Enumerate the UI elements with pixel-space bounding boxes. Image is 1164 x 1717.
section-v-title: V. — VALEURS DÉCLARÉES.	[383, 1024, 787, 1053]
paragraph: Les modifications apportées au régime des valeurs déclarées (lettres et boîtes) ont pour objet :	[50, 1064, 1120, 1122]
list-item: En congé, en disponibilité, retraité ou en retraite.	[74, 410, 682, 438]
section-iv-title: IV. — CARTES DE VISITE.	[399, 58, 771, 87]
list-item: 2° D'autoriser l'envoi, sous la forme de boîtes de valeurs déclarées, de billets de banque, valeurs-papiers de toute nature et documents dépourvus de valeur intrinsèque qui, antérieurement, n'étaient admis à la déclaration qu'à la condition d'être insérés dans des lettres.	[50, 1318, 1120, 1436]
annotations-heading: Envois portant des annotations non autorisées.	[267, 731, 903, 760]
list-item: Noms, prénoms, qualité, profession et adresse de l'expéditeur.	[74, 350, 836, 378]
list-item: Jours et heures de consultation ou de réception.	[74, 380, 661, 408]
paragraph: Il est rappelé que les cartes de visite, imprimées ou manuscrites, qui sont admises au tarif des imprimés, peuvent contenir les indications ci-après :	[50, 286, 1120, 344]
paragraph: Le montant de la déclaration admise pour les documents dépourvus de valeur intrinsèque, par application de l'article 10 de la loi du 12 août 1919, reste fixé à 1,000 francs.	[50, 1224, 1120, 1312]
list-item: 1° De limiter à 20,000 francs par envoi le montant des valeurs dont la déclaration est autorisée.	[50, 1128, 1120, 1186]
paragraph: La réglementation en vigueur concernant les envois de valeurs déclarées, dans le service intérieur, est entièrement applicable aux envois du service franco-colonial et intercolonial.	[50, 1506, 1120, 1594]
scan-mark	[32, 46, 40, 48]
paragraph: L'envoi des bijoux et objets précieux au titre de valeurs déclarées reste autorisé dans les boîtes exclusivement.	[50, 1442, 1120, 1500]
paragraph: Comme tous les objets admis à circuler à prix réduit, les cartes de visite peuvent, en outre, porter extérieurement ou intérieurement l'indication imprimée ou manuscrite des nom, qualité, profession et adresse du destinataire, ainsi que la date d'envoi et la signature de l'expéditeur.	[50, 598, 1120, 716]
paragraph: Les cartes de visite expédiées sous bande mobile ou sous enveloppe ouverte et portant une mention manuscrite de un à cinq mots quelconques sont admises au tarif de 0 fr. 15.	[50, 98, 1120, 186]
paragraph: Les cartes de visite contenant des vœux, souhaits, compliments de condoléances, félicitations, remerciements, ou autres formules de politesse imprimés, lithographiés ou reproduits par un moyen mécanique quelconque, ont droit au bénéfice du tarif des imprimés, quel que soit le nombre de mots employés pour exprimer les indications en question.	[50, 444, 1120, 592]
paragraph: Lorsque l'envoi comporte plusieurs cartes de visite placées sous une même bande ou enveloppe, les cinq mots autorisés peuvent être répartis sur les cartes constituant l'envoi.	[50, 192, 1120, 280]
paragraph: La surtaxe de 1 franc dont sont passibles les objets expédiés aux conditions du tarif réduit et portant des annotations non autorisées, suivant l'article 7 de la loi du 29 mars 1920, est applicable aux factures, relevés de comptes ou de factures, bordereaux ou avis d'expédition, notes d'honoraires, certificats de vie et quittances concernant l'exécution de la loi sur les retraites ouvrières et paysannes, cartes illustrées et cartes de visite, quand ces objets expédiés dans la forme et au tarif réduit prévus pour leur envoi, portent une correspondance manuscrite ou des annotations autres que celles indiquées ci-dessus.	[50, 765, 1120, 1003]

● ● ● ● ● ● ●

### Instruksi Tertulis
Tuliskan kembali seluruh baris data di atas tanpa mengubah satu karakter pun.

### Jawaban
Enumerate the UI elements with pixel-space bounding boxes. Image is 1164 x 1717.
section-v-title: V. — VALEURS DÉCLARÉES.	[383, 1024, 787, 1053]
paragraph: Les modifications apportées au régime des valeurs déclarées (lettres et boîtes) ont pour objet :	[50, 1064, 1120, 1122]
list-item: En congé, en disponibilité, retraité ou en retraite.	[74, 410, 682, 438]
section-iv-title: IV. — CARTES DE VISITE.	[399, 58, 771, 87]
list-item: 2° D'autoriser l'envoi, sous la forme de boîtes de valeurs déclarées, de billets de banque, valeurs-papiers de toute nature et documents dépourvus de valeur intrinsèque qui, antérieurement, n'étaient admis à la déclaration qu'à la condition d'être insérés dans des lettres.	[50, 1318, 1120, 1436]
annotations-heading: Envois portant des annotations non autorisées.	[267, 731, 903, 760]
list-item: Noms, prénoms, qualité, profession et adresse de l'expéditeur.	[74, 350, 836, 378]
list-item: Jours et heures de consultation ou de réception.	[74, 380, 661, 408]
paragraph: Il est rappelé que les cartes de visite, imprimées ou manuscrites, qui sont admises au tarif des imprimés, peuvent contenir les indications ci-après :	[50, 286, 1120, 344]
paragraph: Le montant de la déclaration admise pour les documents dépourvus de valeur intrinsèque, par application de l'article 10 de la loi du 12 août 1919, reste fixé à 1,000 francs.	[50, 1224, 1120, 1312]
list-item: 1° De limiter à 20,000 francs par envoi le montant des valeurs dont la déclaration est autorisée.	[50, 1128, 1120, 1186]
paragraph: La réglementation en vigueur concernant les envois de valeurs déclarées, dans le service intérieur, est entièrement applicable aux envois du service franco-colonial et intercolonial.	[50, 1506, 1120, 1594]
scan-mark	[32, 46, 40, 48]
paragraph: L'envoi des bijoux et objets précieux au titre de valeurs déclarées reste autorisé dans les boîtes exclusivement.	[50, 1442, 1120, 1500]
paragraph: Comme tous les objets admis à circuler à prix réduit, les cartes de visite peuvent, en outre, porter extérieurement ou intérieurement l'indication imprimée ou manuscrite des nom, qualité, profession et adresse du destinataire, ainsi que la date d'envoi et la signature de l'expéditeur.	[50, 598, 1120, 716]
paragraph: Les cartes de visite expédiées sous bande mobile ou sous enveloppe ouverte et portant une mention manuscrite de un à cinq mots quelconques sont admises au tarif de 0 fr. 15.	[50, 98, 1120, 186]
paragraph: Les cartes de visite contenant des vœux, souhaits, compliments de condoléances, félicitations, remerciements, ou autres formules de politesse imprimés, lithographiés ou reproduits par un moyen mécanique quelconque, ont droit au bénéfice du tarif des imprimés, quel que soit le nombre de mots employés pour exprimer les indications en question.	[50, 444, 1120, 592]
paragraph: Lorsque l'envoi comporte plusieurs cartes de visite placées sous une même bande ou enveloppe, les cinq mots autorisés peuvent être répartis sur les cartes constituant l'envoi.	[50, 192, 1120, 280]
paragraph: La surtaxe de 1 franc dont sont passibles les objets expédiés aux conditions du tarif réduit et portant des annotations non autorisées, suivant l'article 7 de la loi du 29 mars 1920, est applicable aux factures, relevés de comptes ou de factures, bordereaux ou avis d'expédition, notes d'honoraires, certificats de vie et quittances concernant l'exécution de la loi sur les retraites ouvrières et paysannes, cartes illustrées et cartes de visite, quand ces objets expédiés dans la forme et au tarif réduit prévus pour leur envoi, portent une correspondance manuscrite ou des annotations autres que celles indiquées ci-dessus.	[50, 765, 1120, 1003]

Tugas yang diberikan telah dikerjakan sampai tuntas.